··· Excerpted data ···

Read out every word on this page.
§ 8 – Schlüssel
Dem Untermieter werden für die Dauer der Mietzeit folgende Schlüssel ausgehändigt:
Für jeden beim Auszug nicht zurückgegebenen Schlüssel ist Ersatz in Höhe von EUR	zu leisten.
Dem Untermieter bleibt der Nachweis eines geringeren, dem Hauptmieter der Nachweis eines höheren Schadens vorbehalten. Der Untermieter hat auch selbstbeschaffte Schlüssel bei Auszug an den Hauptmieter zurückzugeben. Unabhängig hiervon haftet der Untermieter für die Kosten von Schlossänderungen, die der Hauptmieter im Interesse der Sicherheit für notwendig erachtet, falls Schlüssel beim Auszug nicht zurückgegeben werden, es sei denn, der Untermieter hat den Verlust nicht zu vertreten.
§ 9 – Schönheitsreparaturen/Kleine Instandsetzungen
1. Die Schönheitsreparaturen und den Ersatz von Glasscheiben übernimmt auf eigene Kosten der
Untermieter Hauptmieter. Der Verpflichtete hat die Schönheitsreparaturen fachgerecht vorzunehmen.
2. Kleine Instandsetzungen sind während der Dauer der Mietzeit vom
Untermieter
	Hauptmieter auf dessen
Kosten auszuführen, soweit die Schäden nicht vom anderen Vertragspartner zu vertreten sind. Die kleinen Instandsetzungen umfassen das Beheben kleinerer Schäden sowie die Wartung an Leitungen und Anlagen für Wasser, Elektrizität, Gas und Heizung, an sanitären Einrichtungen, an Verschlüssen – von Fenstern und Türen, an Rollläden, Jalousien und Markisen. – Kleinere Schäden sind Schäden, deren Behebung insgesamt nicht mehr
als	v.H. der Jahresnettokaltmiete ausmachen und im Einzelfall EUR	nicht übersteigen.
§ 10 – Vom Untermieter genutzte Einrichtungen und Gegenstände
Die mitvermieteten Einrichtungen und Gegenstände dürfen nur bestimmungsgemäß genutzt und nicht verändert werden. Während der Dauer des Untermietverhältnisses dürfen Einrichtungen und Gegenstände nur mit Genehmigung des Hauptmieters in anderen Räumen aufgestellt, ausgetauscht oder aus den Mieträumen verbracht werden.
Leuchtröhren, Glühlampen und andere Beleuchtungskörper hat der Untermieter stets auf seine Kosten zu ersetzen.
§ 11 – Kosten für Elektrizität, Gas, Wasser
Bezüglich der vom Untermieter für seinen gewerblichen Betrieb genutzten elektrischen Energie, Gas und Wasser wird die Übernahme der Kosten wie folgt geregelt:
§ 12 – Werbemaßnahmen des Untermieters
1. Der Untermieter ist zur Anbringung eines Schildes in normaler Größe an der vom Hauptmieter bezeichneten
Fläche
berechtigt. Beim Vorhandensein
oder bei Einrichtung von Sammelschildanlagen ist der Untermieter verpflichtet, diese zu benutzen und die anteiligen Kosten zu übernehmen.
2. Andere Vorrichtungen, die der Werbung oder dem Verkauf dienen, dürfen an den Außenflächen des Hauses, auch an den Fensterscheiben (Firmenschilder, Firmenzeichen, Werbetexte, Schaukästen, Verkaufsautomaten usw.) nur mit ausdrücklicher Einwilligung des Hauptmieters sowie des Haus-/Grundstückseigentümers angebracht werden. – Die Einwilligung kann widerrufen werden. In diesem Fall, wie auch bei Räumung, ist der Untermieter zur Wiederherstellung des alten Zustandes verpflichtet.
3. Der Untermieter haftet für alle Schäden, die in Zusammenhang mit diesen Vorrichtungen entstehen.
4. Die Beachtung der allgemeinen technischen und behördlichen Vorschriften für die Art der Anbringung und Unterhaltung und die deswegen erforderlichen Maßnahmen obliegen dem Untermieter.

···

[What you have to do]:
Go through the records and print each one exactly.

[Task result]:
Read out every word on this page.
§ 8 – Schlüssel
Dem Untermieter werden für die Dauer der Mietzeit folgende Schlüssel ausgehändigt:
Für jeden beim Auszug nicht zurückgegebenen Schlüssel ist Ersatz in Höhe von EUR	zu leisten.
Dem Untermieter bleibt der Nachweis eines geringeren, dem Hauptmieter der Nachweis eines höheren Schadens vorbehalten. Der Untermieter hat auch selbstbeschaffte Schlüssel bei Auszug an den Hauptmieter zurückzugeben. Unabhängig hiervon haftet der Untermieter für die Kosten von Schlossänderungen, die der Hauptmieter im Interesse der Sicherheit für notwendig erachtet, falls Schlüssel beim Auszug nicht zurückgegeben werden, es sei denn, der Untermieter hat den Verlust nicht zu vertreten.
§ 9 – Schönheitsreparaturen/Kleine Instandsetzungen
1. Die Schönheitsreparaturen und den Ersatz von Glasscheiben übernimmt auf eigene Kosten der
Untermieter Hauptmieter. Der Verpflichtete hat die Schönheitsreparaturen fachgerecht vorzunehmen.
2. Kleine Instandsetzungen sind während der Dauer der Mietzeit vom
Untermieter
	Hauptmieter auf dessen
Kosten auszuführen, soweit die Schäden nicht vom anderen Vertragspartner zu vertreten sind. Die kleinen Instandsetzungen umfassen das Beheben kleinerer Schäden sowie die Wartung an Leitungen und Anlagen für Wasser, Elektrizität, Gas und Heizung, an sanitären Einrichtungen, an Verschlüssen – von Fenstern und Türen, an Rollläden, Jalousien und Markisen. – Kleinere Schäden sind Schäden, deren Behebung insgesamt nicht mehr
als	v.H. der Jahresnettokaltmiete ausmachen und im Einzelfall EUR	nicht übersteigen.
§ 10 – Vom Untermieter genutzte Einrichtungen und Gegenstände
Die mitvermieteten Einrichtungen und Gegenstände dürfen nur bestimmungsgemäß genutzt und nicht verändert werden. Während der Dauer des Untermietverhältnisses dürfen Einrichtungen und Gegenstände nur mit Genehmigung des Hauptmieters in anderen Räumen aufgestellt, ausgetauscht oder aus den Mieträumen verbracht werden.
Leuchtröhren, Glühlampen und andere Beleuchtungskörper hat der Untermieter stets auf seine Kosten zu ersetzen.
§ 11 – Kosten für Elektrizität, Gas, Wasser
Bezüglich der vom Untermieter für seinen gewerblichen Betrieb genutzten elektrischen Energie, Gas und Wasser wird die Übernahme der Kosten wie folgt geregelt:
§ 12 – Werbemaßnahmen des Untermieters
1. Der Untermieter ist zur Anbringung eines Schildes in normaler Größe an der vom Hauptmieter bezeichneten
Fläche
berechtigt. Beim Vorhandensein
oder bei Einrichtung von Sammelschildanlagen ist der Untermieter verpflichtet, diese zu benutzen und die anteiligen Kosten zu übernehmen.
2. Andere Vorrichtungen, die der Werbung oder dem Verkauf dienen, dürfen an den Außenflächen des Hauses, auch an den Fensterscheiben (Firmenschilder, Firmenzeichen, Werbetexte, Schaukästen, Verkaufsautomaten usw.) nur mit ausdrücklicher Einwilligung des Hauptmieters sowie des Haus-/Grundstückseigentümers angebracht werden. – Die Einwilligung kann widerrufen werden. In diesem Fall, wie auch bei Räumung, ist der Untermieter zur Wiederherstellung des alten Zustandes verpflichtet.
3. Der Untermieter haftet für alle Schäden, die in Zusammenhang mit diesen Vorrichtungen entstehen.
4. Die Beachtung der allgemeinen technischen und behördlichen Vorschriften für die Art der Anbringung und Unterhaltung und die deswegen erforderlichen Maßnahmen obliegen dem Untermieter.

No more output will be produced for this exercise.